**Task:** Present the data once more in exactly its original form.

= = =

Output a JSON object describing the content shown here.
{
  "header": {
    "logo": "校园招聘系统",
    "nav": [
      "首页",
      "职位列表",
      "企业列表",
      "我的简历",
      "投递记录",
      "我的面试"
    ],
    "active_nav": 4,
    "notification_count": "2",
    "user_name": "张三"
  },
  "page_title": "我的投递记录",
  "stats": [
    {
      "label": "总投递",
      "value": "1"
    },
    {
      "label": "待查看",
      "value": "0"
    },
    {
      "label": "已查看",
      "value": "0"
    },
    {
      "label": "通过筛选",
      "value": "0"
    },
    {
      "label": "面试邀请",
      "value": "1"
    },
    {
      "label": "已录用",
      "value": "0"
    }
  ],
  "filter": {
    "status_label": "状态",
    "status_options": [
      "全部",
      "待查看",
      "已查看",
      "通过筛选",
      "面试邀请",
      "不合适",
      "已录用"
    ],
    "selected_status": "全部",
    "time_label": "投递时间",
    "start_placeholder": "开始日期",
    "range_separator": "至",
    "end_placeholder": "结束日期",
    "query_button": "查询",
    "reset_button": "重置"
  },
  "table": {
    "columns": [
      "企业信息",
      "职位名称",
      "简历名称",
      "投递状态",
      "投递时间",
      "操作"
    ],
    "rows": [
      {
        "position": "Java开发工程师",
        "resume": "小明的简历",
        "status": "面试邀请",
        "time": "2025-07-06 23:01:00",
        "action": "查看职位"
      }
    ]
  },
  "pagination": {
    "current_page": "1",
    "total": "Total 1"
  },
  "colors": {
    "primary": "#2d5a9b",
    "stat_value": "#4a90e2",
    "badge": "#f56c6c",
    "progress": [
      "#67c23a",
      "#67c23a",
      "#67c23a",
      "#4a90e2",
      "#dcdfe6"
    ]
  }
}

= = =

**Exercise response:**
Output a JSON object describing the content shown here.
{
  "header": {
    "logo": "校园招聘系统",
    "nav": [
      "首页",
      "职位列表",
      "企业列表",
      "我的简历",
      "投递记录",
      "我的面试"
    ],
    "active_nav": 4,
    "notification_count": "2",
    "user_name": "张三"
  },
  "page_title": "我的投递记录",
  "stats": [
    {
      "label": "总投递",
      "value": "1"
    },
    {
      "label": "待查看",
      "value": "0"
    },
    {
      "label": "已查看",
      "value": "0"
    },
    {
      "label": "通过筛选",
      "value": "0"
    },
    {
      "label": "面试邀请",
      "value": "1"
    },
    {
      "label": "已录用",
      "value": "0"
    }
  ],
  "filter": {
    "status_label": "状态",
    "status_options": [
      "全部",
      "待查看",
      "已查看",
      "通过筛选",
      "面试邀请",
      "不合适",
      "已录用"
    ],
    "selected_status": "全部",
    "time_label": "投递时间",
    "start_placeholder": "开始日期",
    "range_separator": "至",
    "end_placeholder": "结束日期",
    "query_button": "查询",
    "reset_button": "重置"
  },
  "table": {
    "columns": [
      "企业信息",
      "职位名称",
      "简历名称",
      "投递状态",
      "投递时间",
      "操作"
    ],
    "rows": [
      {
        "position": "Java开发工程师",
        "resume": "小明的简历",
        "status": "面试邀请",
        "time": "2025-07-06 23:01:00",
        "action": "查看职位"
      }
    ]
  },
  "pagination": {
    "current_page": "1",
    "total": "Total 1"
  },
  "colors": {
    "primary": "#2d5a9b",
    "stat_value": "#4a90e2",
    "badge": "#f56c6c",
    "progress": [
      "#67c23a",
      "#67c23a",
      "#67c23a",
      "#4a90e2",
      "#dcdfe6"
    ]
  }
}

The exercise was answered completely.